Collected data
##########
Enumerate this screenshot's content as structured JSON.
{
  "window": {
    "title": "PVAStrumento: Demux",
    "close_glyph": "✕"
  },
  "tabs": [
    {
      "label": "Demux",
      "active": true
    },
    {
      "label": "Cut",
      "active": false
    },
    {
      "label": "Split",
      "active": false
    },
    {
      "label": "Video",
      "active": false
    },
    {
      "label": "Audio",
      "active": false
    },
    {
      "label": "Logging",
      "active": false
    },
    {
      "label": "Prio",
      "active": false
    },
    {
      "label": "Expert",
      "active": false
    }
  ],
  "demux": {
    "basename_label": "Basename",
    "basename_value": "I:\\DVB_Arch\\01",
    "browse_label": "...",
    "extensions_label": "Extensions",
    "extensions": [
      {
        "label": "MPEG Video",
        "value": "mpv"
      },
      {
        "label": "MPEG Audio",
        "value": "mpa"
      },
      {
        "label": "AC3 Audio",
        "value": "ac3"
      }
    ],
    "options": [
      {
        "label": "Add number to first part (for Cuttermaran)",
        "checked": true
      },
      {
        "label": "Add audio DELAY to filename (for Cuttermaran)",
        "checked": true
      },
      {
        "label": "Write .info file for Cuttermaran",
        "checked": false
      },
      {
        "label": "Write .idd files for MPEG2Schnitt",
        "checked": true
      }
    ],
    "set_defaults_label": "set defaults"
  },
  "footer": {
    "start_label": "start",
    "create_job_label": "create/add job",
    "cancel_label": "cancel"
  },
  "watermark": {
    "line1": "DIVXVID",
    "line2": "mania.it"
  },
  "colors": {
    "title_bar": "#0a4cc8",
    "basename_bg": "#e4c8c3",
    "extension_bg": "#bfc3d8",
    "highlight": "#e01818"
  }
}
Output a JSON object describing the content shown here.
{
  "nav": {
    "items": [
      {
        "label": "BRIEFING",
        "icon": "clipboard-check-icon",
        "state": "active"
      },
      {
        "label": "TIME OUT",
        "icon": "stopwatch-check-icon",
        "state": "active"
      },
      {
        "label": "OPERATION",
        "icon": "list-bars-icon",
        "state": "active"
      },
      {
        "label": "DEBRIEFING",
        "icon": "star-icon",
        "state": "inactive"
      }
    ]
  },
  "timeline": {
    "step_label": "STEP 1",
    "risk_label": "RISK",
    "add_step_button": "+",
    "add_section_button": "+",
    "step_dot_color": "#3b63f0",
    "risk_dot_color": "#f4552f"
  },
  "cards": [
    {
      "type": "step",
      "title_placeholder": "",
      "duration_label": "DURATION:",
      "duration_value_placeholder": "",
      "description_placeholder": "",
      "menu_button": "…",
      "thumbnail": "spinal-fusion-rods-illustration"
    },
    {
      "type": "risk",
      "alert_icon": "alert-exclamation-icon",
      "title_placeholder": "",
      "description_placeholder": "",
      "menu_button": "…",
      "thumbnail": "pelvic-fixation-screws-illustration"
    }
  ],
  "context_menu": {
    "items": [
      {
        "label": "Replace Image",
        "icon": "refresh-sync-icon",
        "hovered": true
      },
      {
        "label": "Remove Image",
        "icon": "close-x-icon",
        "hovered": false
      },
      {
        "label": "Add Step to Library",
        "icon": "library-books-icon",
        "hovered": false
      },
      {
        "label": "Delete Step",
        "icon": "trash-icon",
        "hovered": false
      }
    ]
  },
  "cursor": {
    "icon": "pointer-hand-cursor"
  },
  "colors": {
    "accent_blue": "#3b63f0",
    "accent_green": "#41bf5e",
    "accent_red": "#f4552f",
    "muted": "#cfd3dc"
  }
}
##########
WHAT NEEDS TO BE DONE
Take the lines above and retype all of them exactly.

OUTPUT BELOW
Enumerate this screenshot's content as structured JSON.
{
  "window": {
    "title": "PVAStrumento: Demux",
    "close_glyph": "✕"
  },
  "tabs": [
    {
      "label": "Demux",
      "active": true
    },
    {
      "label": "Cut",
      "active": false
    },
    {
      "label": "Split",
      "active": false
    },
    {
      "label": "Video",
      "active": false
    },
    {
      "label": "Audio",
      "active": false
    },
    {
      "label": "Logging",
      "active": false
    },
    {
      "label": "Prio",
      "active": false
    },
    {
      "label": "Expert",
      "active": false
    }
  ],
  "demux": {
    "basename_label": "Basename",
    "basename_value": "I:\\DVB_Arch\\01",
    "browse_label": "...",
    "extensions_label": "Extensions",
    "extensions": [
      {
        "label": "MPEG Video",
        "value": "mpv"
      },
      {
        "label": "MPEG Audio",
        "value": "mpa"
      },
      {
        "label": "AC3 Audio",
        "value": "ac3"
      }
    ],
    "options": [
      {
        "label": "Add number to first part (for Cuttermaran)",
        "checked": true
      },
      {
        "label": "Add audio DELAY to filename (for Cuttermaran)",
        "checked": true
      },
      {
        "label": "Write .info file for Cuttermaran",
        "checked": false
      },
      {
        "label": "Write .idd files for MPEG2Schnitt",
        "checked": true
      }
    ],
    "set_defaults_label": "set defaults"
  },
  "footer": {
    "start_label": "start",
    "create_job_label": "create/add job",
    "cancel_label": "cancel"
  },
  "watermark": {
    "line1": "DIVXVID",
    "line2": "mania.it"
  },
  "colors": {
    "title_bar": "#0a4cc8",
    "basename_bg": "#e4c8c3",
    "extension_bg": "#bfc3d8",
    "highlight": "#e01818"
  }
}
Output a JSON object describing the content shown here.
{
  "nav": {
    "items": [
      {
        "label": "BRIEFING",
        "icon": "clipboard-check-icon",
        "state": "active"
      },
      {
        "label": "TIME OUT",
        "icon": "stopwatch-check-icon",
        "state": "active"
      },
      {
        "label": "OPERATION",
        "icon": "list-bars-icon",
        "state": "active"
      },
      {
        "label": "DEBRIEFING",
        "icon": "star-icon",
        "state": "inactive"
      }
    ]
  },
  "timeline": {
    "step_label": "STEP 1",
    "risk_label": "RISK",
    "add_step_button": "+",
    "add_section_button": "+",
    "step_dot_color": "#3b63f0",
    "risk_dot_color": "#f4552f"
  },
  "cards": [
    {
      "type": "step",
      "title_placeholder": "",
      "duration_label": "DURATION:",
      "duration_value_placeholder": "",
      "description_placeholder": "",
      "menu_button": "…",
      "thumbnail": "spinal-fusion-rods-illustration"
    },
    {
      "type": "risk",
      "alert_icon": "alert-exclamation-icon",
      "title_placeholder": "",
      "description_placeholder": "",
      "menu_button": "…",
      "thumbnail": "pelvic-fixation-screws-illustration"
    }
  ],
  "context_menu": {
    "items": [
      {
        "label": "Replace Image",
        "icon": "refresh-sync-icon",
        "hovered": true
      },
      {
        "label": "Remove Image",
        "icon": "close-x-icon",
        "hovered": false
      },
      {
        "label": "Add Step to Library",
        "icon": "library-books-icon",
        "hovered": false
      },
      {
        "label": "Delete Step",
        "icon": "trash-icon",
        "hovered": false
      }
    ]
  },
  "cursor": {
    "icon": "pointer-hand-cursor"
  },
  "colors": {
    "accent_blue": "#3b63f0",
    "accent_green": "#41bf5e",
    "accent_red": "#f4552f",
    "muted": "#cfd3dc"
  }
}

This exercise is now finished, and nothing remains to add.